Repeat the records below exactly, leaving out any pictures.

>> start

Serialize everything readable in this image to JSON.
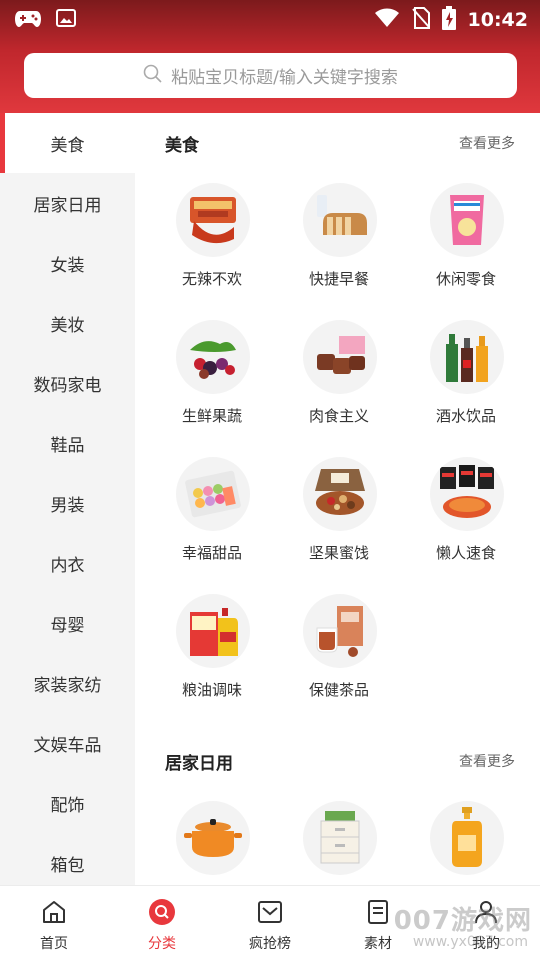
{
  "status_bar": {
    "time": "10:42"
  },
  "search": {
    "placeholder": "粘贴宝贝标题/输入关键字搜索"
  },
  "sidebar": {
    "items": [
      {
        "label": "美食",
        "active": true
      },
      {
        "label": "居家日用"
      },
      {
        "label": "女装"
      },
      {
        "label": "美妆"
      },
      {
        "label": "数码家电"
      },
      {
        "label": "鞋品"
      },
      {
        "label": "男装"
      },
      {
        "label": "内衣"
      },
      {
        "label": "母婴"
      },
      {
        "label": "家装家纺"
      },
      {
        "label": "文娱车品"
      },
      {
        "label": "配饰"
      },
      {
        "label": "箱包"
      }
    ]
  },
  "sections": [
    {
      "title": "美食",
      "more": "查看更多",
      "items": [
        {
          "label": "无辣不欢",
          "icon": "spicy-snacks"
        },
        {
          "label": "快捷早餐",
          "icon": "bread"
        },
        {
          "label": "休闲零食",
          "icon": "chips-bag"
        },
        {
          "label": "生鲜果蔬",
          "icon": "fruits"
        },
        {
          "label": "肉食主义",
          "icon": "braised-meat"
        },
        {
          "label": "酒水饮品",
          "icon": "bottles"
        },
        {
          "label": "幸福甜品",
          "icon": "macarons"
        },
        {
          "label": "坚果蜜饯",
          "icon": "nuts-box"
        },
        {
          "label": "懒人速食",
          "icon": "instant-noodles"
        },
        {
          "label": "粮油调味",
          "icon": "rice-oil"
        },
        {
          "label": "保健茶品",
          "icon": "tea"
        }
      ]
    },
    {
      "title": "居家日用",
      "more": "查看更多",
      "items": [
        {
          "label": "",
          "icon": "cast-iron-pot"
        },
        {
          "label": "",
          "icon": "storage-drawers"
        },
        {
          "label": "",
          "icon": "shampoo-bottle"
        }
      ]
    }
  ],
  "bottom_nav": [
    {
      "label": "首页",
      "icon": "home-icon"
    },
    {
      "label": "分类",
      "icon": "search-circle-icon",
      "active": true
    },
    {
      "label": "疯抢榜",
      "icon": "ranking-icon"
    },
    {
      "label": "素材",
      "icon": "document-icon"
    },
    {
      "label": "我的",
      "icon": "user-icon"
    }
  ],
  "watermark": {
    "text": "007游戏网",
    "sub": "www.yx007.com"
  },
  "colors": {
    "accent": "#e8383d",
    "header_dark": "#7c1a1c",
    "sidebar_bg": "#f4f4f4"
  }
}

>> end

FULL SOLUTION:
Serialize everything readable in this image to JSON.
{
  "status_bar": {
    "time": "10:42"
  },
  "search": {
    "placeholder": "粘贴宝贝标题/输入关键字搜索"
  },
  "sidebar": {
    "items": [
      {
        "label": "美食",
        "active": true
      },
      {
        "label": "居家日用"
      },
      {
        "label": "女装"
      },
      {
        "label": "美妆"
      },
      {
        "label": "数码家电"
      },
      {
        "label": "鞋品"
      },
      {
        "label": "男装"
      },
      {
        "label": "内衣"
      },
      {
        "label": "母婴"
      },
      {
        "label": "家装家纺"
      },
      {
        "label": "文娱车品"
      },
      {
        "label": "配饰"
      },
      {
        "label": "箱包"
      }
    ]
  },
  "sections": [
    {
      "title": "美食",
      "more": "查看更多",
      "items": [
        {
          "label": "无辣不欢",
          "icon": "spicy-snacks"
        },
        {
          "label": "快捷早餐",
          "icon": "bread"
        },
        {
          "label": "休闲零食",
          "icon": "chips-bag"
        },
        {
          "label": "生鲜果蔬",
          "icon": "fruits"
        },
        {
          "label": "肉食主义",
          "icon": "braised-meat"
        },
        {
          "label": "酒水饮品",
          "icon": "bottles"
        },
        {
          "label": "幸福甜品",
          "icon": "macarons"
        },
        {
          "label": "坚果蜜饯",
          "icon": "nuts-box"
        },
        {
          "label": "懒人速食",
          "icon": "instant-noodles"
        },
        {
          "label": "粮油调味",
          "icon": "rice-oil"
        },
        {
          "label": "保健茶品",
          "icon": "tea"
        }
      ]
    },
    {
      "title": "居家日用",
      "more": "查看更多",
      "items": [
        {
          "label": "",
          "icon": "cast-iron-pot"
        },
        {
          "label": "",
          "icon": "storage-drawers"
        },
        {
          "label": "",
          "icon": "shampoo-bottle"
        }
      ]
    }
  ],
  "bottom_nav": [
    {
      "label": "首页",
      "icon": "home-icon"
    },
    {
      "label": "分类",
      "icon": "search-circle-icon",
      "active": true
    },
    {
      "label": "疯抢榜",
      "icon": "ranking-icon"
    },
    {
      "label": "素材",
      "icon": "document-icon"
    },
    {
      "label": "我的",
      "icon": "user-icon"
    }
  ],
  "watermark": {
    "text": "007游戏网",
    "sub": "www.yx007.com"
  },
  "colors": {
    "accent": "#e8383d",
    "header_dark": "#7c1a1c",
    "sidebar_bg": "#f4f4f4"
  }
}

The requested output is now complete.